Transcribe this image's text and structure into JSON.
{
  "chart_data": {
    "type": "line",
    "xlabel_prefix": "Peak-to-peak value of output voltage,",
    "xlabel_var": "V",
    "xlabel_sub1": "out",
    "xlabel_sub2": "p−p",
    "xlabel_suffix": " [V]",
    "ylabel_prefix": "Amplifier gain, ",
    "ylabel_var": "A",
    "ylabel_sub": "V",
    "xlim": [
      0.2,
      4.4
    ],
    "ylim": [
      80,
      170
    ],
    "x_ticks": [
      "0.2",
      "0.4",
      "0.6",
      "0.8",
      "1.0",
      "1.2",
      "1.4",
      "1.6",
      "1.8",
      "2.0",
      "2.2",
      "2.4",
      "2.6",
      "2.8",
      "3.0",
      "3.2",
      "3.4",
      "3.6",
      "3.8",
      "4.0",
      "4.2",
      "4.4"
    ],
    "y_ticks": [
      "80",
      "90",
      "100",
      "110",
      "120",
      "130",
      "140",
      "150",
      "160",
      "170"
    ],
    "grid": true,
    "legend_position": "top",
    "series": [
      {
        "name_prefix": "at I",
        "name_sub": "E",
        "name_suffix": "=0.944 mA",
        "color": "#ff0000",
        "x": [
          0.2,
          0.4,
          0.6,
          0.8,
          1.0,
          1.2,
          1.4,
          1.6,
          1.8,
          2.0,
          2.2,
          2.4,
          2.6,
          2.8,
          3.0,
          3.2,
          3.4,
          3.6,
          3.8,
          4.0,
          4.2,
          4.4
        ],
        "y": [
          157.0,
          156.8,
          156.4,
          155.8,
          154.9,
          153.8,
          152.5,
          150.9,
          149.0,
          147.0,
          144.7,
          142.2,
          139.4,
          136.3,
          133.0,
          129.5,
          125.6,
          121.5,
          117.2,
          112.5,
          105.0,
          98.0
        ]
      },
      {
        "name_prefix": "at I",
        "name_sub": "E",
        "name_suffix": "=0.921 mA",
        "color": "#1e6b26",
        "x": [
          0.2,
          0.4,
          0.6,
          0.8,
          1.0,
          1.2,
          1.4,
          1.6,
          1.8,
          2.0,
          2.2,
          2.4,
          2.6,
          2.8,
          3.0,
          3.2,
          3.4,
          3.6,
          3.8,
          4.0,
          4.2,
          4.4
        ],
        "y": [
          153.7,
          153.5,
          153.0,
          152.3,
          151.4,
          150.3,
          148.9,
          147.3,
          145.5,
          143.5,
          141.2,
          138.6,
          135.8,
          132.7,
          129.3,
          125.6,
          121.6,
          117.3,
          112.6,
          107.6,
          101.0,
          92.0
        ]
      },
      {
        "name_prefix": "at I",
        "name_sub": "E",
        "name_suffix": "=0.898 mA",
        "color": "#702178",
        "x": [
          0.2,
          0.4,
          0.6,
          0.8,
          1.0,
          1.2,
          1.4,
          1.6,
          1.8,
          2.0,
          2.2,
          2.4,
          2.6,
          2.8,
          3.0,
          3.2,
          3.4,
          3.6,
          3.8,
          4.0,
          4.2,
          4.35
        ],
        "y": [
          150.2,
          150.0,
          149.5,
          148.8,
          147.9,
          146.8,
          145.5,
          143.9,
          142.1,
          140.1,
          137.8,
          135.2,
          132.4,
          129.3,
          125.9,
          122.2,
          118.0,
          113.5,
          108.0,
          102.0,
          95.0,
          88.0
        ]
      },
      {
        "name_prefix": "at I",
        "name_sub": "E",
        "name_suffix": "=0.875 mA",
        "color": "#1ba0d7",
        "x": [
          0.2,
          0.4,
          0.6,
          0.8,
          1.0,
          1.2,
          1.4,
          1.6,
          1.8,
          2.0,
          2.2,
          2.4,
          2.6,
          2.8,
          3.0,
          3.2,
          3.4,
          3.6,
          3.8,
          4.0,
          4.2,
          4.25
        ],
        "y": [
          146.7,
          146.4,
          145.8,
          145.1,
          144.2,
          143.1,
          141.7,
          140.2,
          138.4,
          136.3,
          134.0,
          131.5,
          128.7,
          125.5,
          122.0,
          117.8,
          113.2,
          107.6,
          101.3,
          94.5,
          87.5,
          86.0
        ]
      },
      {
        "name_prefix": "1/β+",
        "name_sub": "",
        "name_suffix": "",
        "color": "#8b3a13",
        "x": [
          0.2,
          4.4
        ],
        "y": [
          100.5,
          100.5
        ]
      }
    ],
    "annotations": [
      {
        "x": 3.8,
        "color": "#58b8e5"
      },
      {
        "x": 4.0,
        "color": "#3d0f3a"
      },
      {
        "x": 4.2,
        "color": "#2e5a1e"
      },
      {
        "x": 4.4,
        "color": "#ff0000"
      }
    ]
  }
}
....
→ **YOUR TASK**:
Go through the entries and repeat each one exactly.

→ **REPLY**:
Transcribe this image's text and structure into JSON.
{
  "chart_data": {
    "type": "line",
    "xlabel_prefix": "Peak-to-peak value of output voltage,",
    "xlabel_var": "V",
    "xlabel_sub1": "out",
    "xlabel_sub2": "p−p",
    "xlabel_suffix": " [V]",
    "ylabel_prefix": "Amplifier gain, ",
    "ylabel_var": "A",
    "ylabel_sub": "V",
    "xlim": [
      0.2,
      4.4
    ],
    "ylim": [
      80,
      170
    ],
    "x_ticks": [
      "0.2",
      "0.4",
      "0.6",
      "0.8",
      "1.0",
      "1.2",
      "1.4",
      "1.6",
      "1.8",
      "2.0",
      "2.2",
      "2.4",
      "2.6",
      "2.8",
      "3.0",
      "3.2",
      "3.4",
      "3.6",
      "3.8",
      "4.0",
      "4.2",
      "4.4"
    ],
    "y_ticks": [
      "80",
      "90",
      "100",
      "110",
      "120",
      "130",
      "140",
      "150",
      "160",
      "170"
    ],
    "grid": true,
    "legend_position": "top",
    "series": [
      {
        "name_prefix": "at I",
        "name_sub": "E",
        "name_suffix": "=0.944 mA",
        "color": "#ff0000",
        "x": [
          0.2,
          0.4,
          0.6,
          0.8,
          1.0,
          1.2,
          1.4,
          1.6,
          1.8,
          2.0,
          2.2,
          2.4,
          2.6,
          2.8,
          3.0,
          3.2,
          3.4,
          3.6,
          3.8,
          4.0,
          4.2,
          4.4
        ],
        "y": [
          157.0,
          156.8,
          156.4,
          155.8,
          154.9,
          153.8,
          152.5,
          150.9,
          149.0,
          147.0,
          144.7,
          142.2,
          139.4,
          136.3,
          133.0,
          129.5,
          125.6,
          121.5,
          117.2,
          112.5,
          105.0,
          98.0
        ]
      },
      {
        "name_prefix": "at I",
        "name_sub": "E",
        "name_suffix": "=0.921 mA",
        "color": "#1e6b26",
        "x": [
          0.2,
          0.4,
          0.6,
          0.8,
          1.0,
          1.2,
          1.4,
          1.6,
          1.8,
          2.0,
          2.2,
          2.4,
          2.6,
          2.8,
          3.0,
          3.2,
          3.4,
          3.6,
          3.8,
          4.0,
          4.2,
          4.4
        ],
        "y": [
          153.7,
          153.5,
          153.0,
          152.3,
          151.4,
          150.3,
          148.9,
          147.3,
          145.5,
          143.5,
          141.2,
          138.6,
          135.8,
          132.7,
          129.3,
          125.6,
          121.6,
          117.3,
          112.6,
          107.6,
          101.0,
          92.0
        ]
      },
      {
        "name_prefix": "at I",
        "name_sub": "E",
        "name_suffix": "=0.898 mA",
        "color": "#702178",
        "x": [
          0.2,
          0.4,
          0.6,
          0.8,
          1.0,
          1.2,
          1.4,
          1.6,
          1.8,
          2.0,
          2.2,
          2.4,
          2.6,
          2.8,
          3.0,
          3.2,
          3.4,
          3.6,
          3.8,
          4.0,
          4.2,
          4.35
        ],
        "y": [
          150.2,
          150.0,
          149.5,
          148.8,
          147.9,
          146.8,
          145.5,
          143.9,
          142.1,
          140.1,
          137.8,
          135.2,
          132.4,
          129.3,
          125.9,
          122.2,
          118.0,
          113.5,
          108.0,
          102.0,
          95.0,
          88.0
        ]
      },
      {
        "name_prefix": "at I",
        "name_sub": "E",
        "name_suffix": "=0.875 mA",
        "color": "#1ba0d7",
        "x": [
          0.2,
          0.4,
          0.6,
          0.8,
          1.0,
          1.2,
          1.4,
          1.6,
          1.8,
          2.0,
          2.2,
          2.4,
          2.6,
          2.8,
          3.0,
          3.2,
          3.4,
          3.6,
          3.8,
          4.0,
          4.2,
          4.25
        ],
        "y": [
          146.7,
          146.4,
          145.8,
          145.1,
          144.2,
          143.1,
          141.7,
          140.2,
          138.4,
          136.3,
          134.0,
          131.5,
          128.7,
          125.5,
          122.0,
          117.8,
          113.2,
          107.6,
          101.3,
          94.5,
          87.5,
          86.0
        ]
      },
      {
        "name_prefix": "1/β+",
        "name_sub": "",
        "name_suffix": "",
        "color": "#8b3a13",
        "x": [
          0.2,
          4.4
        ],
        "y": [
          100.5,
          100.5
        ]
      }
    ],
    "annotations": [
      {
        "x": 3.8,
        "color": "#58b8e5"
      },
      {
        "x": 4.0,
        "color": "#3d0f3a"
      },
      {
        "x": 4.2,
        "color": "#2e5a1e"
      },
      {
        "x": 4.4,
        "color": "#ff0000"
      }
    ]
  }
}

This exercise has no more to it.